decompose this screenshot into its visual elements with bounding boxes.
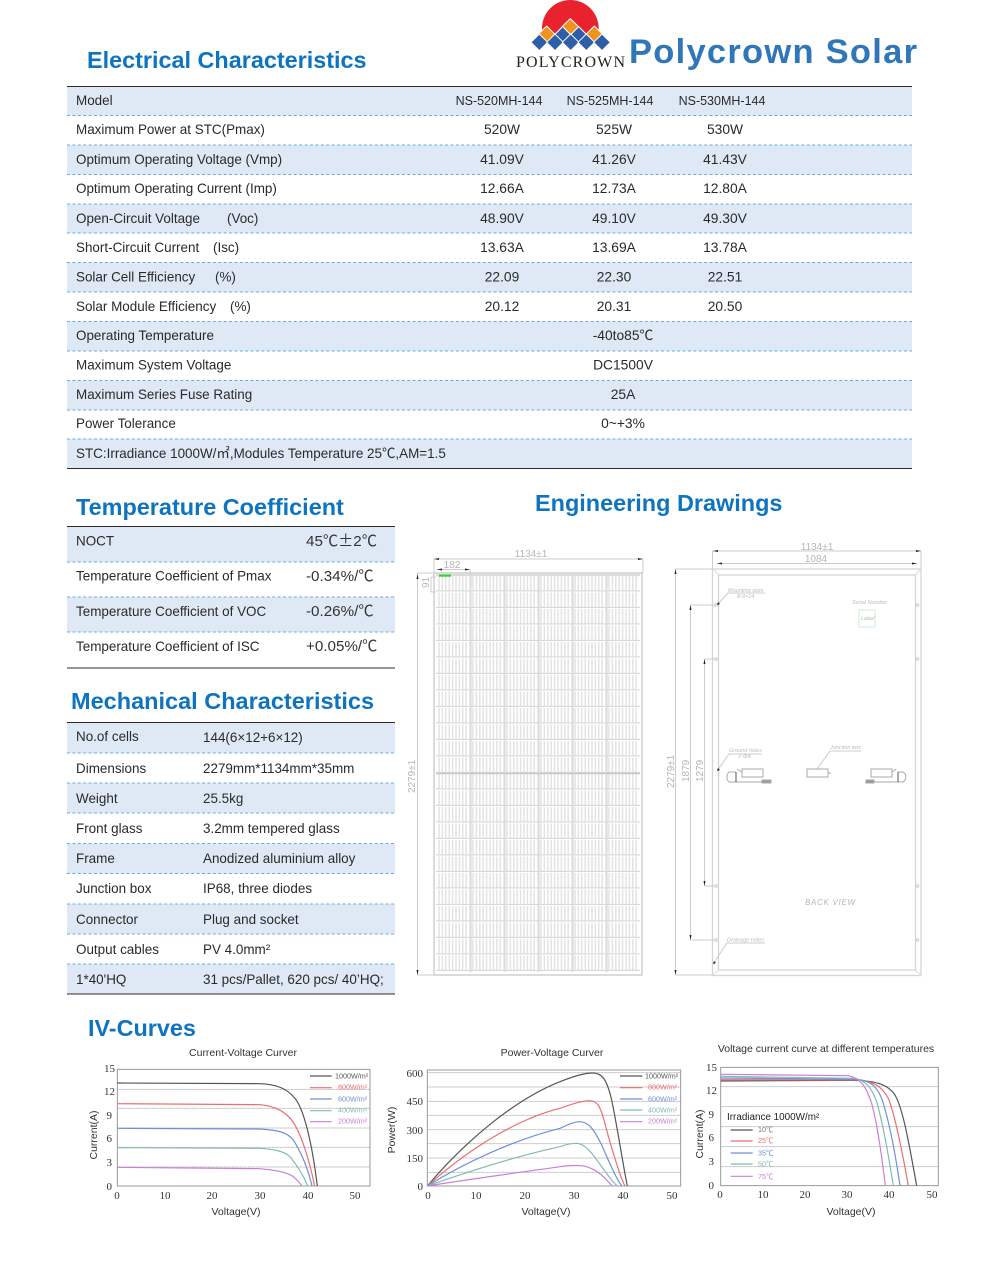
row: Power Tolerance: 0~+3% [601, 416, 645, 431]
panel: temperature coefficient table [67, 526, 395, 668]
x axis labels: 20 [520, 1190, 531, 1202]
y axis labels: 0 [708, 1180, 714, 1192]
row: Module Efficiency [76, 299, 743, 314]
x axis labels: 40 [302, 1190, 314, 1202]
row: Model [76, 93, 765, 108]
row: Voc: 48.90V [480, 211, 525, 226]
x axis labels: 0 [717, 1189, 723, 1201]
dimension: 1879: 1879 [681, 759, 692, 782]
row: NOCT: NOCT [76, 534, 114, 548]
row: Fuse Rating: Maximum Series Fuse Rating [76, 387, 252, 402]
row: cells [76, 729, 303, 745]
connector: centre junction box [807, 769, 831, 777]
dimension: width 1134: 1134±1 [801, 542, 834, 553]
y axis labels: 300 [406, 1125, 424, 1137]
row: System Voltage: Maximum System Voltage [76, 358, 231, 372]
chart: power-voltage curves [386, 1047, 681, 1218]
row: frame: Frame [76, 851, 115, 866]
row: weight: Weight [76, 791, 118, 806]
row: Cell Efficiency [76, 270, 742, 284]
row: STC note: STC:Irradiance 1000W/㎡,Modules Temperature 25℃,AM=1.5 [76, 446, 446, 461]
y axis labels: 9 [106, 1110, 112, 1122]
front green marker [439, 574, 451, 577]
x axis labels: 30 [254, 1190, 266, 1202]
logo: Polycrown emblem [532, 0, 610, 50]
row: Isc: (Isc) [213, 240, 239, 255]
row: ISC coefficient: +0.05%/℃ [306, 638, 377, 655]
row: Imp: Optimum Operating Current (Imp) [76, 181, 277, 196]
legend: irradiance: 400W/m² [648, 1106, 678, 1114]
row: Pmax coefficient [76, 568, 374, 585]
heading: IV-Curves: IV-Curves [88, 1015, 196, 1041]
legend: irradiance [335, 1072, 369, 1126]
legend: temperatures: 50℃ [758, 1160, 773, 1168]
x axis labels: 40 [884, 1189, 895, 1201]
legend: irradiance: 600W/m² [648, 1094, 678, 1104]
dimension: width 1084: 1084 [805, 554, 828, 565]
row: Voc: (Voc) [227, 211, 258, 226]
legend: temperatures: 10℃ [758, 1125, 773, 1134]
row: Isc: 13.63A [480, 240, 525, 255]
legend: temperatures: 25℃ [758, 1136, 773, 1145]
row: Imp: 12.66A [480, 181, 525, 196]
dimension: height 2279: 2279±1 [407, 759, 418, 793]
y axis labels: 3 [106, 1157, 112, 1169]
row: Operating Temperature: Operating Temperature [76, 328, 214, 343]
row: container loading [76, 972, 384, 987]
y axis labels: 15 [706, 1062, 718, 1074]
dimension: 182 [437, 560, 470, 575]
row: Operating Temperature: -40to85℃ [593, 328, 653, 343]
legend: irradiance: 800W/m² [648, 1082, 678, 1092]
row: Vmp: 41.43V [703, 152, 748, 167]
note: serial number label [852, 600, 888, 627]
row: Isc [76, 240, 748, 255]
row: Vmp: Optimum Operating Voltage (Vmp) [76, 152, 282, 167]
row: connector: Plug and socket [203, 912, 299, 927]
row: Module Efficiency: 20.50 [708, 299, 743, 314]
chart: current-voltage curves [88, 1047, 370, 1218]
heading: Mechanical Characteristics: Mechanical Characteristics [71, 688, 374, 714]
y axis labels: 450 [406, 1096, 424, 1108]
dimension: width 1134: 1134±1 [515, 549, 548, 560]
dimension: height 2279 [407, 573, 434, 975]
row: frame: Anodized aluminium alloy [203, 851, 356, 866]
x axis labels: 0 [114, 1190, 120, 1202]
row: Maximum Power: 520W [484, 122, 520, 137]
y axis labels: 150 [406, 1153, 424, 1165]
row: VOC coefficient [76, 603, 374, 620]
row: System Voltage: DC1500V [593, 358, 654, 372]
row: junction box: Junction box [76, 881, 152, 896]
row: Imp: 12.73A [592, 181, 637, 196]
row: junction box [76, 881, 312, 896]
chart: voltage-current curves at temperatures [694, 1043, 938, 1218]
row: Model: NS-525MH-144 [567, 94, 653, 108]
dimension: 1279: 1279 [695, 759, 706, 782]
heading: Temperature Coefficient: Temperature Coefficient [76, 494, 344, 520]
legend: irradiance: 600W/m² [338, 1094, 368, 1104]
row: Maximum Power [76, 122, 743, 137]
dimension: 91: 91 [421, 576, 432, 588]
row: junction box: IP68, three diodes [203, 881, 312, 896]
legend: irradiance: 1000W/m² [645, 1072, 679, 1080]
row: front glass: Front glass [76, 821, 143, 836]
note: mounting slots [717, 588, 765, 605]
note: ground holes: 2-Φ4 [737, 754, 751, 760]
row: Imp: 12.80A [703, 181, 748, 196]
row: weight: 25.5kg [203, 791, 243, 806]
row: Pmax coefficient: -0.34%/℃ [306, 568, 374, 585]
row: Vmp: 41.09V [480, 152, 525, 167]
row: Vmp [76, 152, 748, 167]
legend: irradiance: 200W/m² [338, 1116, 368, 1126]
row: Module Efficiency: (%) [230, 299, 251, 314]
axis title: voltage: Voltage(V) [521, 1206, 571, 1218]
row: System Voltage [76, 358, 654, 372]
row: dimensions: Dimensions [76, 761, 146, 776]
x axis labels: 30 [568, 1190, 580, 1202]
row: Isc: 13.69A [592, 240, 637, 255]
note: serial number label: Serial Number [852, 600, 888, 606]
note: mounting slots: Mounting slots [728, 588, 764, 594]
dimension: width 1134 [712, 542, 921, 569]
row: front glass: 3.2mm tempered glass [203, 821, 340, 836]
dimension: 182: 182 [444, 560, 461, 571]
row: Cell Efficiency: Solar Cell Efficiency [76, 270, 196, 284]
axis title: voltage: Voltage(V) [826, 1206, 876, 1218]
y axis labels: 12 [706, 1085, 717, 1097]
dimension: 91 [421, 576, 436, 592]
x axis labels: 10 [160, 1190, 171, 1202]
x axis labels: 10 [758, 1189, 769, 1201]
note: serial number label: Label [861, 616, 875, 622]
x axis labels: 50 [926, 1189, 938, 1201]
y axis labels: 9 [708, 1109, 714, 1121]
dimension: width 1134 [434, 549, 643, 573]
note: ground holes [717, 748, 762, 771]
connector: left cable [727, 769, 771, 783]
row: Pmax coefficient: Temperature Coefficient of Pmax [76, 568, 272, 584]
y axis labels: 0 [106, 1181, 112, 1193]
row: Isc: 13.78A [703, 240, 748, 255]
row: connector: Connector [76, 912, 139, 927]
row: Module Efficiency: Solar Module Efficiency [76, 299, 216, 314]
x axis labels: 30 [842, 1189, 853, 1201]
x axis labels: 50 [350, 1190, 361, 1202]
dimension: height 2279: 2279±1 [666, 754, 677, 788]
dimension: 1879 [681, 605, 715, 940]
legend: irradiance: 200W/m² [648, 1116, 678, 1126]
note: back view: BACK VIEW [805, 898, 857, 907]
row: Model: NS-530MH-144 [679, 94, 765, 108]
axis title: current: Current(A) [88, 1110, 100, 1160]
y axis labels: 6 [106, 1133, 112, 1145]
logo wordmark: POLYCROWN: POLYCROWN [516, 54, 625, 71]
row: weight [76, 791, 243, 806]
y axis labels: 0 [418, 1181, 424, 1193]
row: dimensions: 2279mm*1134mm*35mm [203, 761, 354, 776]
row: Operating Temperature [76, 328, 653, 343]
note: junction box [817, 745, 861, 769]
row: container loading: 1*40'HQ [76, 972, 126, 987]
panel: mechanical characteristics table [67, 722, 395, 994]
legend title: irradiance: Irradiance 1000W/m² [727, 1112, 820, 1123]
legend: irradiance: 1000W/m² [335, 1072, 369, 1080]
y axis labels [706, 1062, 718, 1192]
y axis labels: 600 [406, 1068, 424, 1080]
dimension: height 2279 [666, 569, 712, 975]
row: VOC coefficient: Temperature Coefficient of VOC [76, 604, 266, 619]
row: Imp [76, 181, 748, 196]
note: mounting slots: 8-9×14 [737, 594, 754, 600]
x axis labels: 10 [470, 1190, 482, 1202]
chart: voltage-current curves at temperatures: Voltage current curve at different temperatures [718, 1043, 934, 1055]
legend: temperatures [758, 1125, 773, 1181]
drawing: back view of module [666, 542, 921, 976]
row: frame [76, 851, 356, 866]
axis title: voltage: Voltage(V) [211, 1206, 261, 1218]
legend: irradiance: 400W/m² [338, 1106, 368, 1114]
row: Voc: Open-Circuit Voltage [76, 211, 200, 226]
legend: irradiance: 800W/m² [338, 1082, 368, 1092]
y axis labels: 15 [104, 1063, 116, 1075]
drawing: front view of module [407, 549, 643, 975]
axis title: current: Current(A) [694, 1109, 706, 1159]
x axis labels: 50 [666, 1190, 678, 1202]
row: output cables [76, 942, 271, 957]
row: Voc [76, 211, 748, 226]
y axis labels: 12 [104, 1086, 115, 1098]
x axis labels [425, 1190, 678, 1202]
row: ISC coefficient [76, 638, 377, 655]
row: Voc: 49.10V [592, 211, 637, 226]
row: Fuse Rating [76, 387, 636, 402]
row: Cell Efficiency: 22.51 [708, 270, 742, 284]
row: Cell Efficiency: (%) [215, 270, 236, 284]
title: Electrical Characteristics: Electrical Characteristics [87, 47, 367, 73]
note: ground holes: Ground holes [729, 748, 762, 754]
row: Cell Efficiency: 22.30 [597, 270, 632, 284]
y axis labels: 3 [708, 1156, 714, 1168]
chart: power-voltage curves: Power-Voltage Curver [501, 1047, 604, 1059]
legend: irradiance [645, 1072, 679, 1126]
legend: temperatures: 75℃ [758, 1172, 773, 1181]
row: Power Tolerance: Power Tolerance [76, 416, 176, 431]
x axis labels: 0 [425, 1190, 431, 1202]
row: Maximum Power: 525W [596, 122, 632, 137]
row: Isc: Short-Circuit Current [76, 240, 199, 255]
dimension: 1279 [695, 659, 715, 886]
row: Power Tolerance [76, 416, 645, 431]
y axis labels [104, 1063, 116, 1193]
row: connector [76, 912, 299, 927]
y axis labels: 6 [708, 1132, 714, 1144]
row: ISC coefficient: Temperature Coefficient of ISC [76, 639, 260, 654]
x axis labels: 20 [206, 1190, 218, 1202]
row: NOCT [76, 529, 377, 551]
note: drainage holes [713, 938, 765, 964]
x axis labels [114, 1190, 361, 1202]
note: drainage holes: Drainage holes [727, 938, 764, 944]
connector: right cable [865, 769, 906, 783]
y axis labels [406, 1068, 424, 1193]
row: Voc: 49.30V [703, 211, 748, 226]
brand name: Polycrown Solar: Polycrown Solar [629, 33, 917, 71]
axis title: power: Power(W) [386, 1107, 398, 1153]
row: Model: NS-520MH-144 [456, 94, 542, 108]
note: junction box: Junction box [829, 745, 861, 751]
mounting holes [715, 604, 919, 941]
row: output cables: Output cables [76, 942, 159, 957]
row: dimensions [76, 761, 354, 776]
x axis labels: 20 [800, 1189, 811, 1201]
row: Fuse Rating: 25A [611, 387, 636, 402]
row: Module Efficiency: 20.12 [485, 299, 519, 314]
x axis labels: 40 [618, 1190, 629, 1202]
row: Model: Model [76, 93, 113, 108]
row: NOCT: 45℃±2℃ [306, 529, 377, 551]
row: output cables: PV 4.0mm² [203, 942, 271, 957]
x axis labels [717, 1189, 938, 1201]
heading: Engineering Drawings: Engineering Drawings [535, 490, 782, 516]
chart: current-voltage curves: Current-Voltage Curver [189, 1047, 297, 1059]
row: Cell Efficiency: 22.09 [485, 270, 520, 284]
row: cells: 144(6×12+6×12) [203, 730, 303, 745]
row: VOC coefficient: -0.26%/℃ [306, 603, 374, 620]
row: Maximum Power: Maximum Power at STC(Pmax) [76, 122, 265, 137]
row: cells: No.of cells [76, 729, 139, 744]
row: Module Efficiency: 20.31 [597, 299, 631, 314]
row: Maximum Power: 530W [707, 122, 743, 137]
row: container loading: 31 pcs/Pallet, 620 pcs/ 40’HQ; [203, 972, 384, 987]
row: front glass [76, 821, 340, 836]
legend: temperatures: 35℃ [758, 1148, 773, 1158]
row: Vmp: 41.26V [592, 152, 637, 167]
panel: electrical characteristics table [67, 86, 912, 469]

■ **YOUR TASK**
A line belongs in the answer if it contains the word "dimensions"; copy every such line from the data above.

■ **TASK RESULT**
row: dimensions: Dimensions [76, 761, 146, 776]
row: dimensions: 2279mm*1134mm*35mm [203, 761, 354, 776]
row: dimensions [76, 761, 354, 776]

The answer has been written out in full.